→ REQUIRED TASK
Reproduce each line of the material exactly, minus any picture.
★ ★ ★
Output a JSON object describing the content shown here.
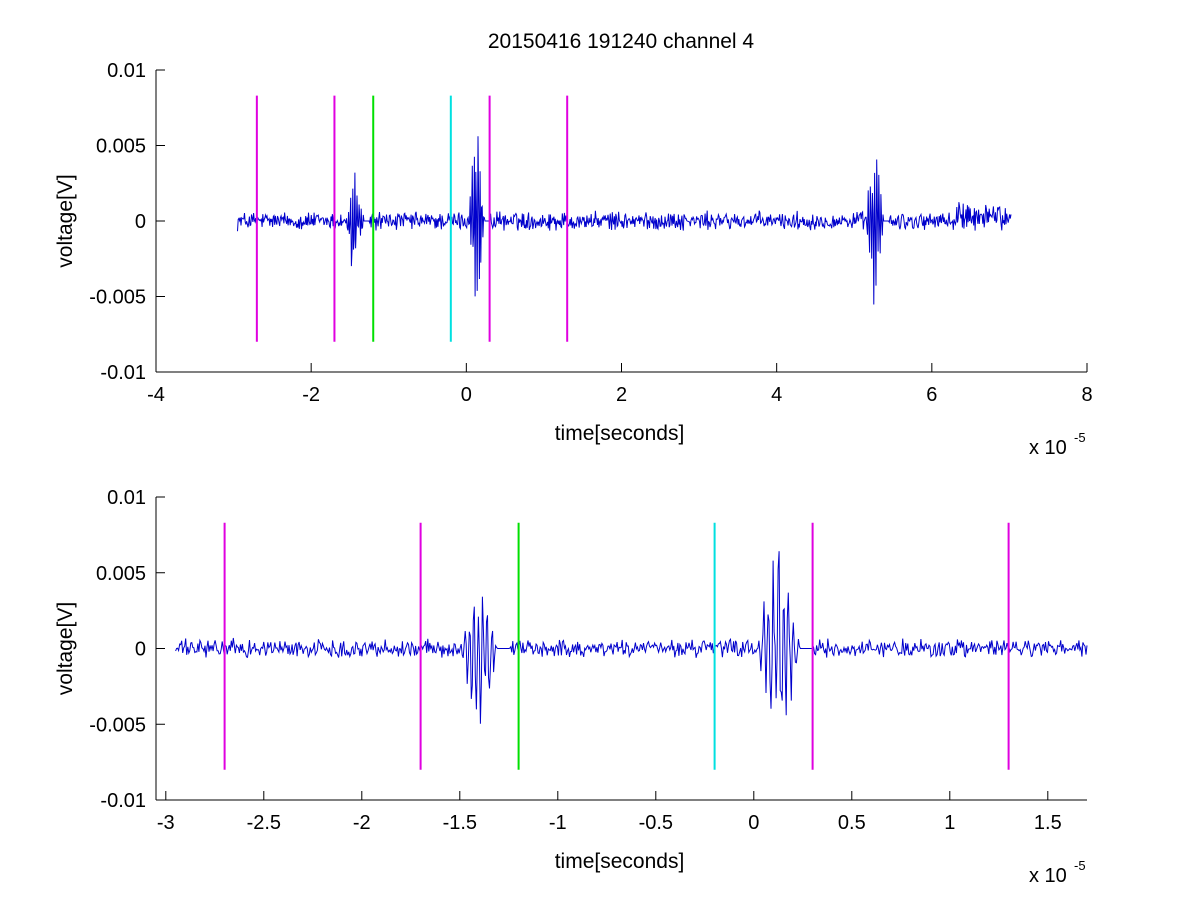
{
  "figure": {
    "title": "20150416 191240 channel 4"
  },
  "chart_data": [
    {
      "type": "line",
      "title": "20150416 191240 channel 4",
      "xlabel": "time[seconds]",
      "ylabel": "voltage[V]",
      "x_exponent_base": "x 10",
      "x_exponent_power": "-5",
      "xlim": [
        -4,
        8
      ],
      "ylim": [
        -0.01,
        0.01
      ],
      "xticks": [
        -4,
        -2,
        0,
        2,
        4,
        6,
        8
      ],
      "xtick_labels": [
        "-4",
        "-2",
        "0",
        "2",
        "4",
        "6",
        "8"
      ],
      "yticks": [
        -0.01,
        -0.005,
        0,
        0.005,
        0.01
      ],
      "ytick_labels": [
        "-0.01",
        "-0.005",
        "0",
        "0.005",
        "0.01"
      ],
      "grid": false,
      "series": [
        {
          "color": "#0000cc",
          "x_range": [
            -2.95,
            7.02
          ],
          "bursts": [
            {
              "x": [
                -1.55,
                -1.25
              ],
              "max": 0.0037,
              "min": -0.0056
            },
            {
              "x": [
                0.02,
                0.3
              ],
              "max": 0.0075,
              "min": -0.0058
            },
            {
              "x": [
                5.15,
                5.45
              ],
              "max": 0.0069,
              "min": -0.0072
            }
          ]
        }
      ],
      "markers": [
        {
          "x": -2.7,
          "color": "#e000e0",
          "y": [
            -0.008,
            0.0083
          ]
        },
        {
          "x": -1.7,
          "color": "#e000e0",
          "y": [
            -0.008,
            0.0083
          ]
        },
        {
          "x": -1.2,
          "color": "#00e000",
          "y": [
            -0.008,
            0.0083
          ]
        },
        {
          "x": -0.2,
          "color": "#00e0e0",
          "y": [
            -0.008,
            0.0083
          ]
        },
        {
          "x": 0.3,
          "color": "#e000e0",
          "y": [
            -0.008,
            0.0083
          ]
        },
        {
          "x": 1.3,
          "color": "#e000e0",
          "y": [
            -0.008,
            0.0083
          ]
        }
      ]
    },
    {
      "type": "line",
      "title": "",
      "xlabel": "time[seconds]",
      "ylabel": "voltage[V]",
      "x_exponent_base": "x 10",
      "x_exponent_power": "-5",
      "xlim": [
        -3.05,
        1.7
      ],
      "ylim": [
        -0.01,
        0.01
      ],
      "xticks": [
        -3,
        -2.5,
        -2,
        -1.5,
        -1,
        -0.5,
        0,
        0.5,
        1,
        1.5
      ],
      "xtick_labels": [
        "-3",
        "-2.5",
        "-2",
        "-1.5",
        "-1",
        "-0.5",
        "0",
        "0.5",
        "1",
        "1.5"
      ],
      "yticks": [
        -0.01,
        -0.005,
        0,
        0.005,
        0.01
      ],
      "ytick_labels": [
        "-0.01",
        "-0.005",
        "0",
        "0.005",
        "0.01"
      ],
      "grid": false,
      "series": [
        {
          "color": "#0000cc",
          "x_range": [
            -2.95,
            1.7
          ],
          "bursts": [
            {
              "x": [
                -1.5,
                -1.25
              ],
              "max": 0.0037,
              "min": -0.0056
            },
            {
              "x": [
                0.02,
                0.3
              ],
              "max": 0.0075,
              "min": -0.0065
            }
          ]
        }
      ],
      "markers": [
        {
          "x": -2.7,
          "color": "#e000e0",
          "y": [
            -0.008,
            0.0083
          ]
        },
        {
          "x": -1.7,
          "color": "#e000e0",
          "y": [
            -0.008,
            0.0083
          ]
        },
        {
          "x": -1.2,
          "color": "#00e000",
          "y": [
            -0.008,
            0.0083
          ]
        },
        {
          "x": -0.2,
          "color": "#00e0e0",
          "y": [
            -0.008,
            0.0083
          ]
        },
        {
          "x": 0.3,
          "color": "#e000e0",
          "y": [
            -0.008,
            0.0083
          ]
        },
        {
          "x": 1.3,
          "color": "#e000e0",
          "y": [
            -0.008,
            0.0083
          ]
        }
      ]
    }
  ]
}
★ ★ ★
→ RESPONSE TO THIS TASK
Output a JSON object describing the content shown here.
{
  "figure": {
    "title": "20150416 191240 channel 4"
  },
  "chart_data": [
    {
      "type": "line",
      "title": "20150416 191240 channel 4",
      "xlabel": "time[seconds]",
      "ylabel": "voltage[V]",
      "x_exponent_base": "x 10",
      "x_exponent_power": "-5",
      "xlim": [
        -4,
        8
      ],
      "ylim": [
        -0.01,
        0.01
      ],
      "xticks": [
        -4,
        -2,
        0,
        2,
        4,
        6,
        8
      ],
      "xtick_labels": [
        "-4",
        "-2",
        "0",
        "2",
        "4",
        "6",
        "8"
      ],
      "yticks": [
        -0.01,
        -0.005,
        0,
        0.005,
        0.01
      ],
      "ytick_labels": [
        "-0.01",
        "-0.005",
        "0",
        "0.005",
        "0.01"
      ],
      "grid": false,
      "series": [
        {
          "color": "#0000cc",
          "x_range": [
            -2.95,
            7.02
          ],
          "bursts": [
            {
              "x": [
                -1.55,
                -1.25
              ],
              "max": 0.0037,
              "min": -0.0056
            },
            {
              "x": [
                0.02,
                0.3
              ],
              "max": 0.0075,
              "min": -0.0058
            },
            {
              "x": [
                5.15,
                5.45
              ],
              "max": 0.0069,
              "min": -0.0072
            }
          ]
        }
      ],
      "markers": [
        {
          "x": -2.7,
          "color": "#e000e0",
          "y": [
            -0.008,
            0.0083
          ]
        },
        {
          "x": -1.7,
          "color": "#e000e0",
          "y": [
            -0.008,
            0.0083
          ]
        },
        {
          "x": -1.2,
          "color": "#00e000",
          "y": [
            -0.008,
            0.0083
          ]
        },
        {
          "x": -0.2,
          "color": "#00e0e0",
          "y": [
            -0.008,
            0.0083
          ]
        },
        {
          "x": 0.3,
          "color": "#e000e0",
          "y": [
            -0.008,
            0.0083
          ]
        },
        {
          "x": 1.3,
          "color": "#e000e0",
          "y": [
            -0.008,
            0.0083
          ]
        }
      ]
    },
    {
      "type": "line",
      "title": "",
      "xlabel": "time[seconds]",
      "ylabel": "voltage[V]",
      "x_exponent_base": "x 10",
      "x_exponent_power": "-5",
      "xlim": [
        -3.05,
        1.7
      ],
      "ylim": [
        -0.01,
        0.01
      ],
      "xticks": [
        -3,
        -2.5,
        -2,
        -1.5,
        -1,
        -0.5,
        0,
        0.5,
        1,
        1.5
      ],
      "xtick_labels": [
        "-3",
        "-2.5",
        "-2",
        "-1.5",
        "-1",
        "-0.5",
        "0",
        "0.5",
        "1",
        "1.5"
      ],
      "yticks": [
        -0.01,
        -0.005,
        0,
        0.005,
        0.01
      ],
      "ytick_labels": [
        "-0.01",
        "-0.005",
        "0",
        "0.005",
        "0.01"
      ],
      "grid": false,
      "series": [
        {
          "color": "#0000cc",
          "x_range": [
            -2.95,
            1.7
          ],
          "bursts": [
            {
              "x": [
                -1.5,
                -1.25
              ],
              "max": 0.0037,
              "min": -0.0056
            },
            {
              "x": [
                0.02,
                0.3
              ],
              "max": 0.0075,
              "min": -0.0065
            }
          ]
        }
      ],
      "markers": [
        {
          "x": -2.7,
          "color": "#e000e0",
          "y": [
            -0.008,
            0.0083
          ]
        },
        {
          "x": -1.7,
          "color": "#e000e0",
          "y": [
            -0.008,
            0.0083
          ]
        },
        {
          "x": -1.2,
          "color": "#00e000",
          "y": [
            -0.008,
            0.0083
          ]
        },
        {
          "x": -0.2,
          "color": "#00e0e0",
          "y": [
            -0.008,
            0.0083
          ]
        },
        {
          "x": 0.3,
          "color": "#e000e0",
          "y": [
            -0.008,
            0.0083
          ]
        },
        {
          "x": 1.3,
          "color": "#e000e0",
          "y": [
            -0.008,
            0.0083
          ]
        }
      ]
    }
  ]
}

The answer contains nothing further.